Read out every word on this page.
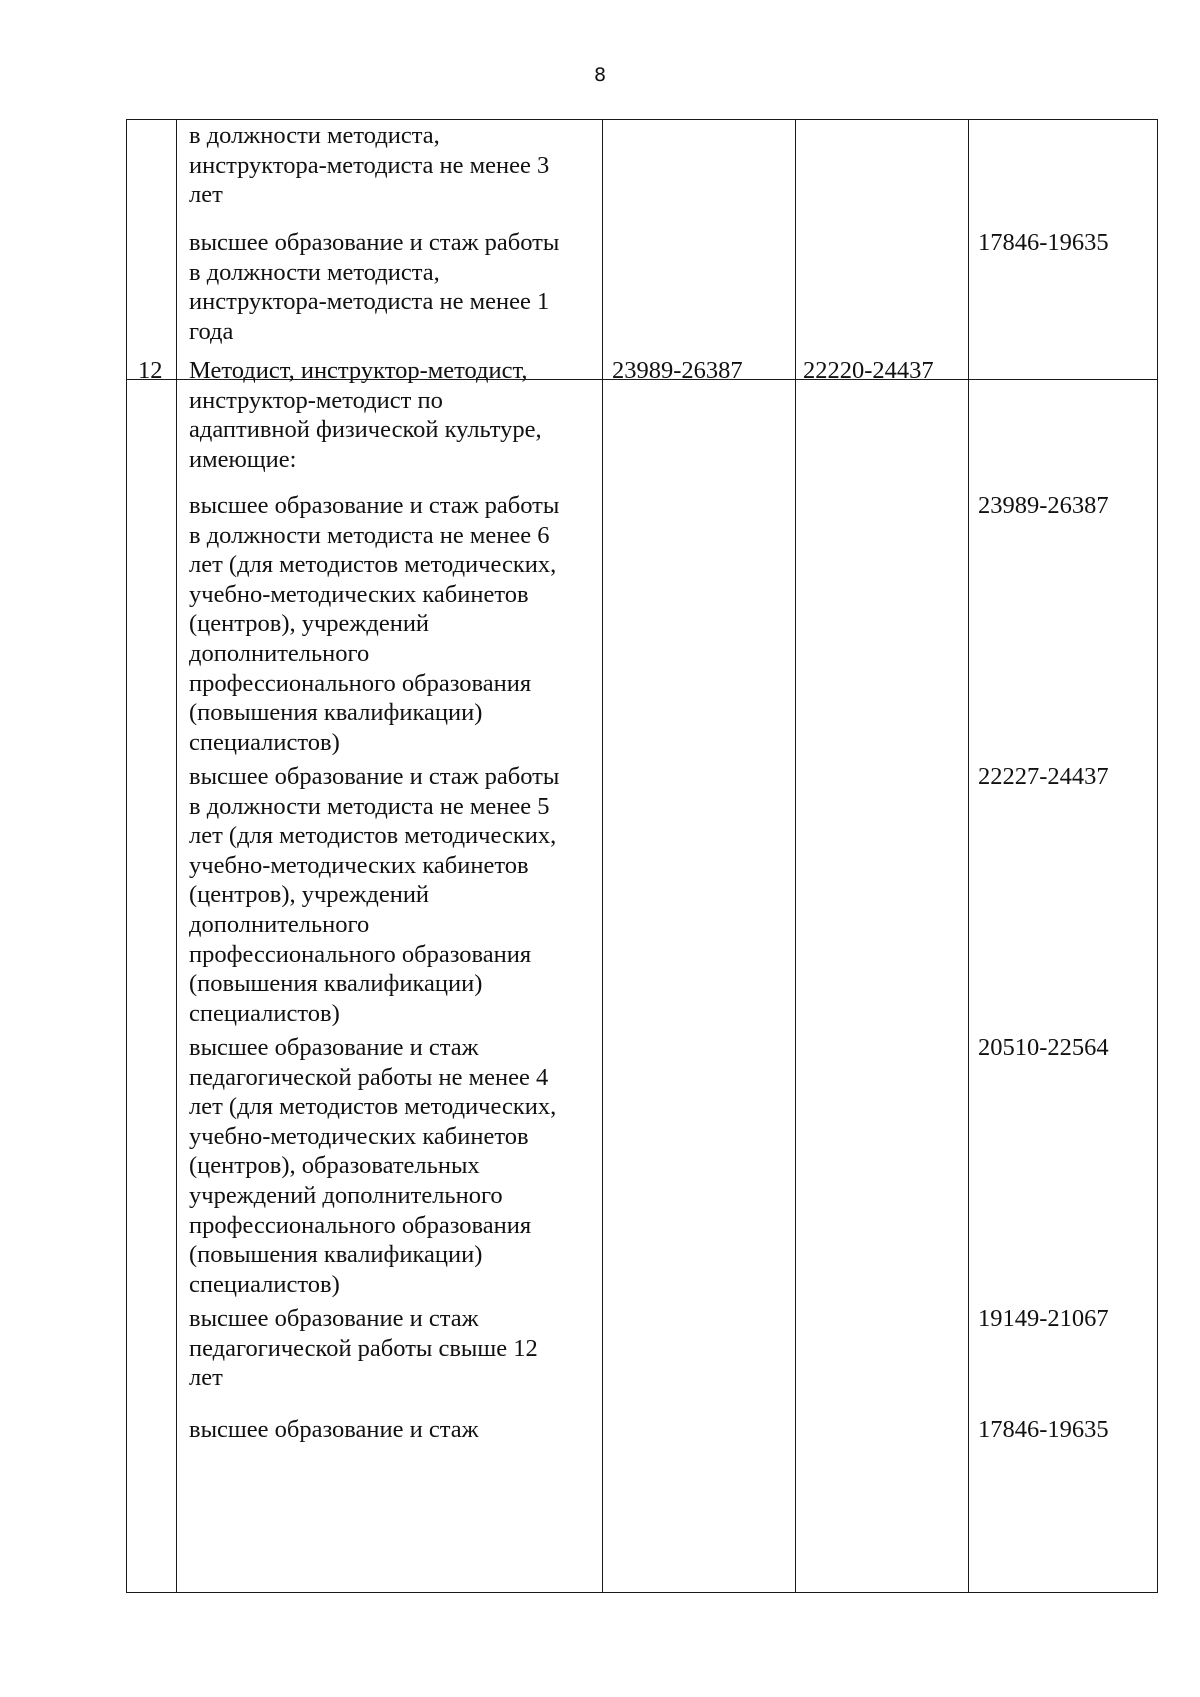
8
в должности методиста,
инструктора-методиста не менее 3
лет
высшее образование и стаж работы
в должности методиста,
инструктора-методиста не менее 1
года
17846-19635
12 Методист, инструктор-методист,
инструктор-методист по
адаптивной физической культуре,
имеющие:
23989-26387 22220-24437
высшее образование и стаж работы
в должности методиста не менее 6
лет (для методистов методических,
учебно-методических кабинетов
(центров), учреждений
дополнительного
профессионального образования
(повышения квалификации)
специалистов)
23989-26387
высшее образование и стаж работы
в должности методиста не менее 5
лет (для методистов методических,
учебно-методических кабинетов
(центров), учреждений
дополнительного
профессионального образования
(повышения квалификации)
специалистов)
22227-24437
высшее образование и стаж
педагогической работы не менее 4
лет (для методистов методических,
учебно-методических кабинетов
(центров), образовательных
учреждений дополнительного
профессионального образования
(повышения квалификации)
специалистов)
20510-22564
высшее образование и стаж
педагогической работы свыше 12
лет
19149-21067
высшее образование и стаж	17846-19635
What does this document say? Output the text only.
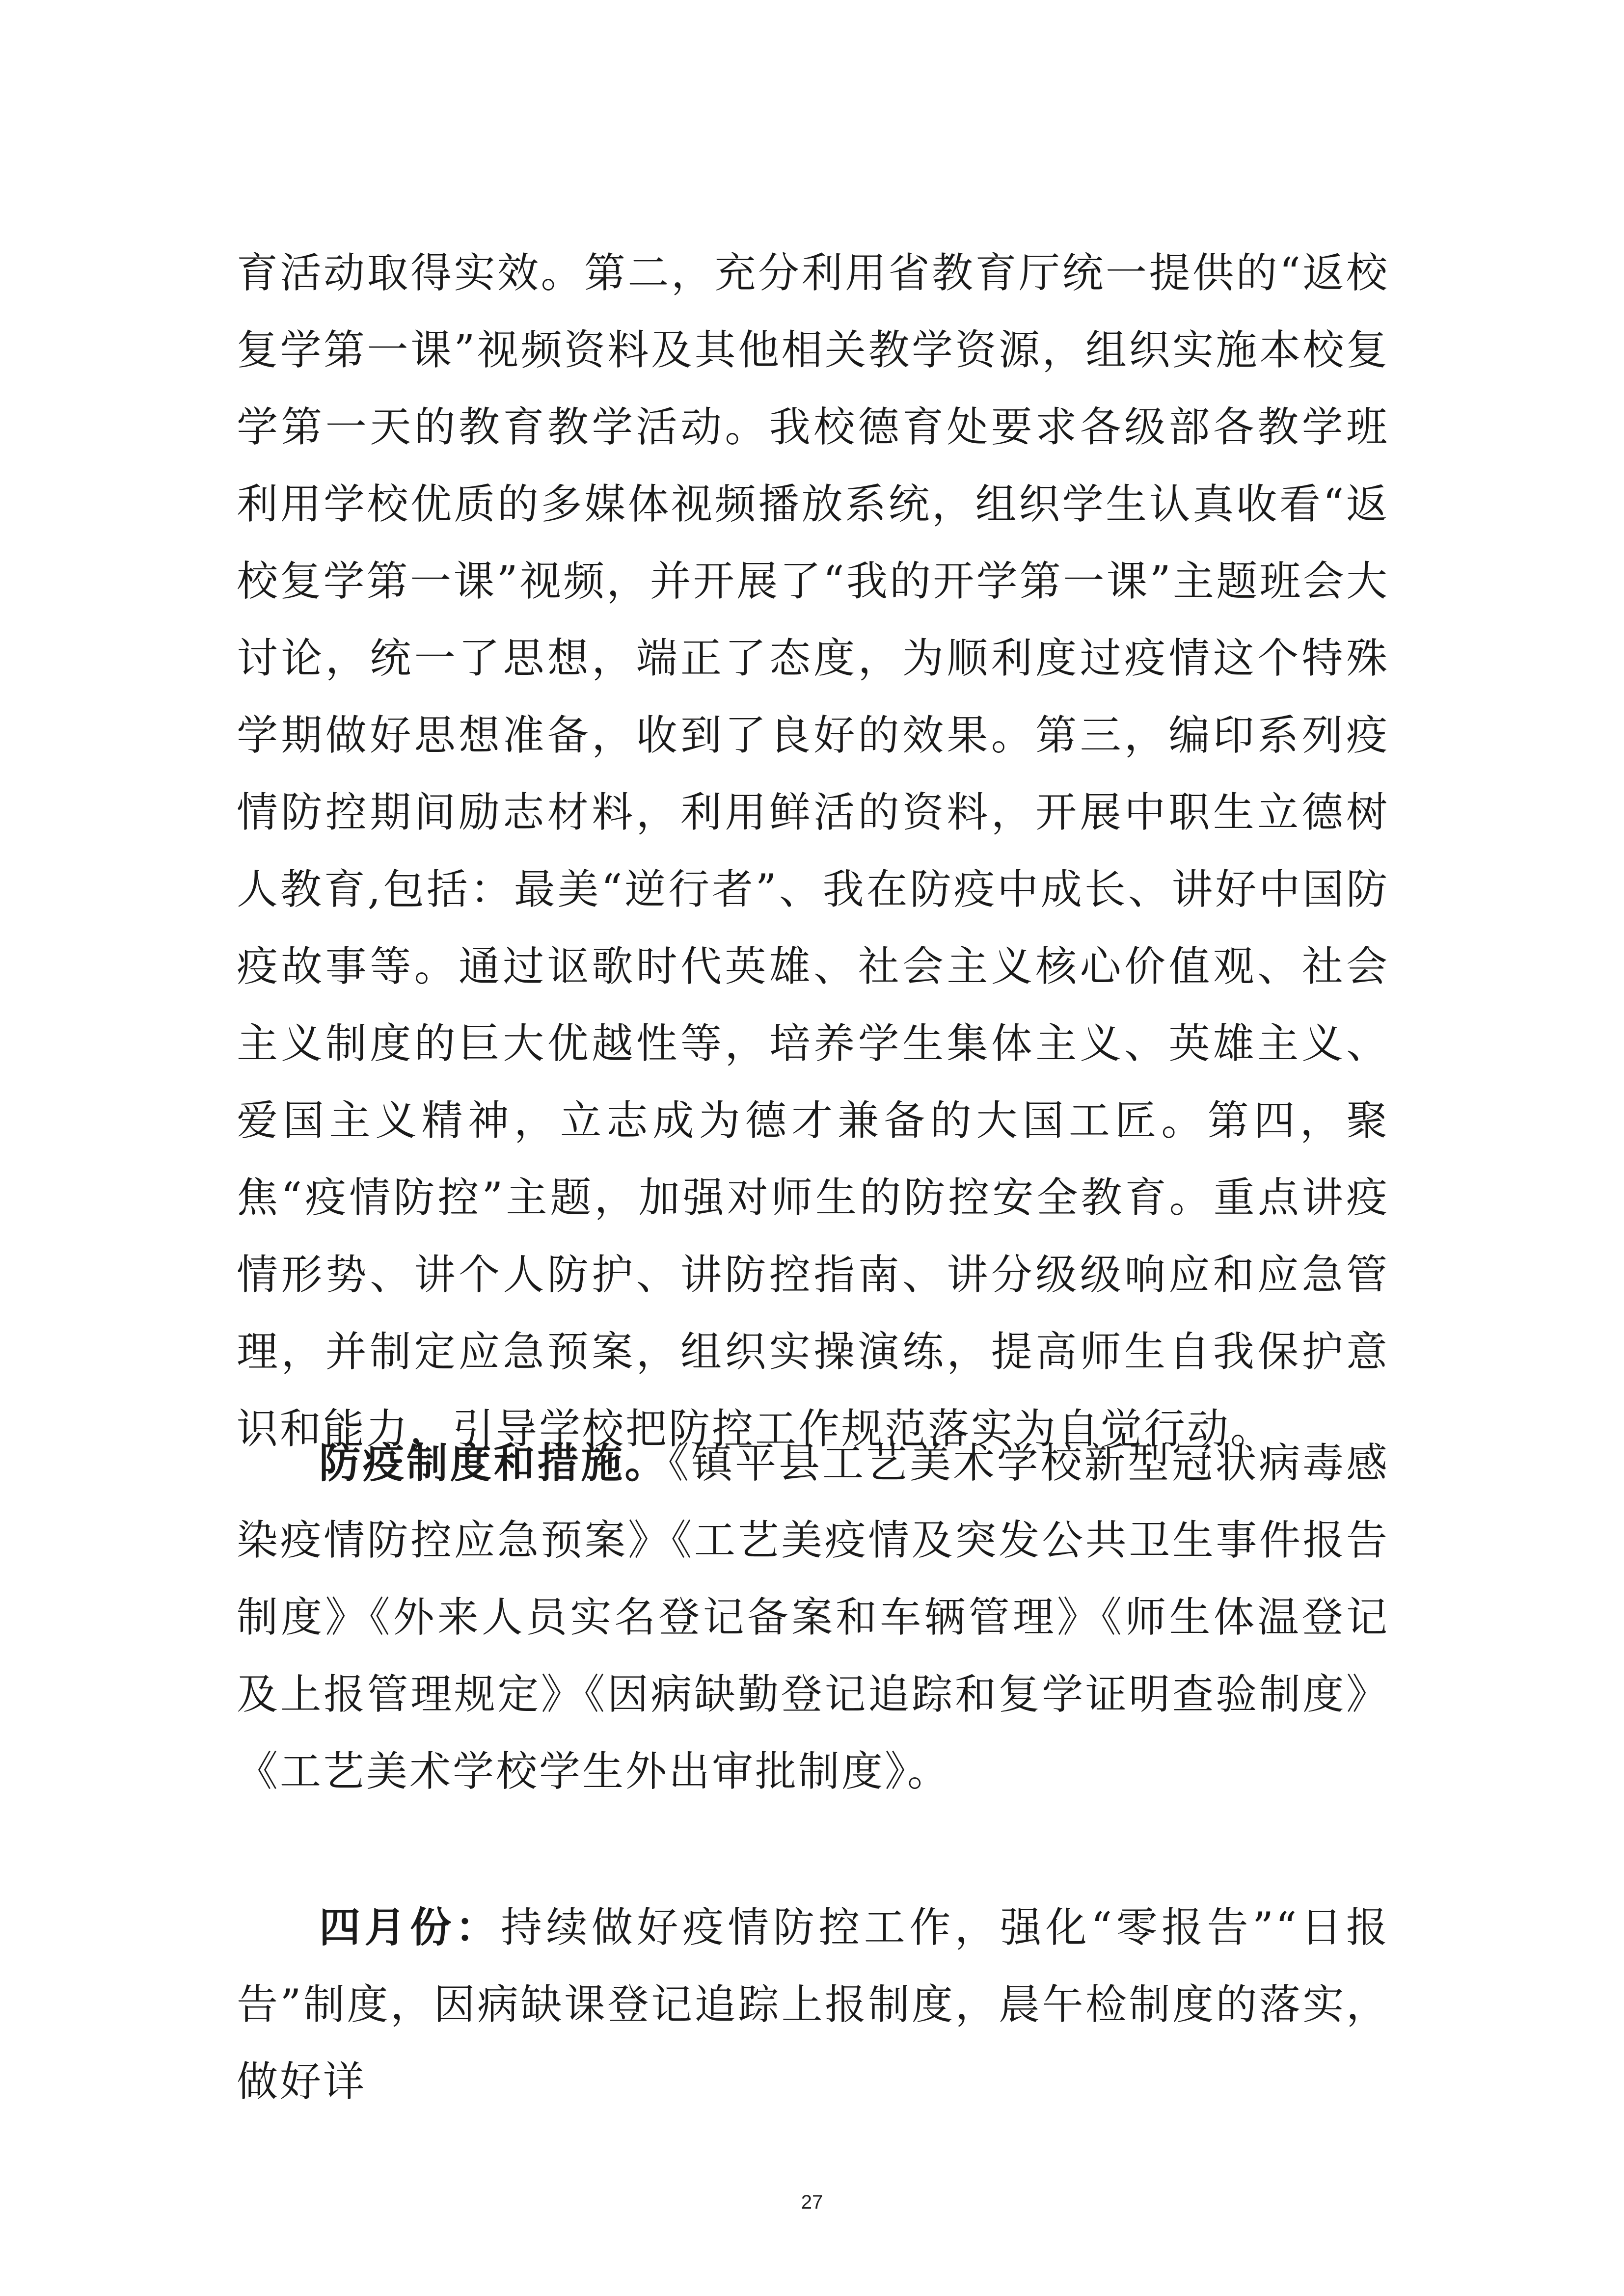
育活动取得实效。第二，充分利用省教育厅统一提供的“返校复学第一课”视频资料及其他相关教学资源，组织实施本校复学第一天的教育教学活动。我校德育处要求各级部各教学班利用学校优质的多媒体视频播放系统，组织学生认真收看“返校复学第一课”视频，并开展了“我的开学第一课”主题班会大讨论，统一了思想，端正了态度，为顺利度过疫情这个特殊学期做好思想准备，收到了良好的效果。第三，编印系列疫情防控期间励志材料，利用鲜活的资料，开展中职生立德树人教育,包括：最美“逆行者”、我在防疫中成长、讲好中国防疫故事等。通过讴歌时代英雄、社会主义核心价值观、社会主义制度的巨大优越性等，培养学生集体主义、英雄主义、爱国主义精神，立志成为德才兼备的大国工匠。第四，聚焦“疫情防控”主题，加强对师生的防控安全教育。重点讲疫情形势、讲个人防护、讲防控指南、讲分级级响应和应急管理，并制定应急预案，组织实操演练，提高师生自我保护意识和能力，引导学校把防控工作规范落实为自觉行动。

防疫制度和措施。《镇平县工艺美术学校新型冠状病毒感染疫情防控应急预案》《工艺美疫情及突发公共卫生事件报告制度》《外来人员实名登记备案和车辆管理》《师生体温登记及上报管理规定》《因病缺勤登记追踪和复学证明查验制度》《工艺美术学校学生外出审批制度》。

四月份：持续做好疫情防控工作，强化“零报告”“日报告”制度，因病缺课登记追踪上报制度，晨午检制度的落实，做好详

27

◆ ◆ ◆ ◆ ◆ ◆ ◆

Exercise requirements ::
The listing above needs to be output again exactly. Don't include the pictures.

Answer for the task ::
Read out every word on this page.
8
в должности методиста,
инструктора-методиста не менее 3
лет
высшее образование и стаж работы
в должности методиста,
инструктора-методиста не менее 1
года
17846-19635
12 Методист, инструктор-методист,
инструктор-методист по
адаптивной физической культуре,
имеющие:
23989-26387 22220-24437
высшее образование и стаж работы
в должности методиста не менее 6
лет (для методистов методических,
учебно-методических кабинетов
(центров), учреждений
дополнительного
профессионального образования
(повышения квалификации)
специалистов)
23989-26387
высшее образование и стаж работы
в должности методиста не менее 5
лет (для методистов методических,
учебно-методических кабинетов
(центров), учреждений
дополнительного
профессионального образования
(повышения квалификации)
специалистов)
22227-24437
высшее образование и стаж
педагогической работы не менее 4
лет (для методистов методических,
учебно-методических кабинетов
(центров), образовательных
учреждений дополнительного
профессионального образования
(повышения квалификации)
специалистов)
20510-22564
высшее образование и стаж
педагогической работы свыше 12
лет
19149-21067
высшее образование и стаж	17846-19635
What does this document say? Output the text only.
育活动取得实效。第二，充分利用省教育厅统一提供的“返校复学第一课”视频资料及其他相关教学资源，组织实施本校复学第一天的教育教学活动。我校德育处要求各级部各教学班利用学校优质的多媒体视频播放系统，组织学生认真收看“返校复学第一课”视频，并开展了“我的开学第一课”主题班会大讨论，统一了思想，端正了态度，为顺利度过疫情这个特殊学期做好思想准备，收到了良好的效果。第三，编印系列疫情防控期间励志材料，利用鲜活的资料，开展中职生立德树人教育,包括：最美“逆行者”、我在防疫中成长、讲好中国防疫故事等。通过讴歌时代英雄、社会主义核心价值观、社会主义制度的巨大优越性等，培养学生集体主义、英雄主义、爱国主义精神，立志成为德才兼备的大国工匠。第四，聚焦“疫情防控”主题，加强对师生的防控安全教育。重点讲疫情形势、讲个人防护、讲防控指南、讲分级级响应和应急管理，并制定应急预案，组织实操演练，提高师生自我保护意识和能力，引导学校把防控工作规范落实为自觉行动。

防疫制度和措施。《镇平县工艺美术学校新型冠状病毒感染疫情防控应急预案》《工艺美疫情及突发公共卫生事件报告制度》《外来人员实名登记备案和车辆管理》《师生体温登记及上报管理规定》《因病缺勤登记追踪和复学证明查验制度》《工艺美术学校学生外出审批制度》。

四月份：持续做好疫情防控工作，强化“零报告”“日报告”制度，因病缺课登记追踪上报制度，晨午检制度的落实，做好详

27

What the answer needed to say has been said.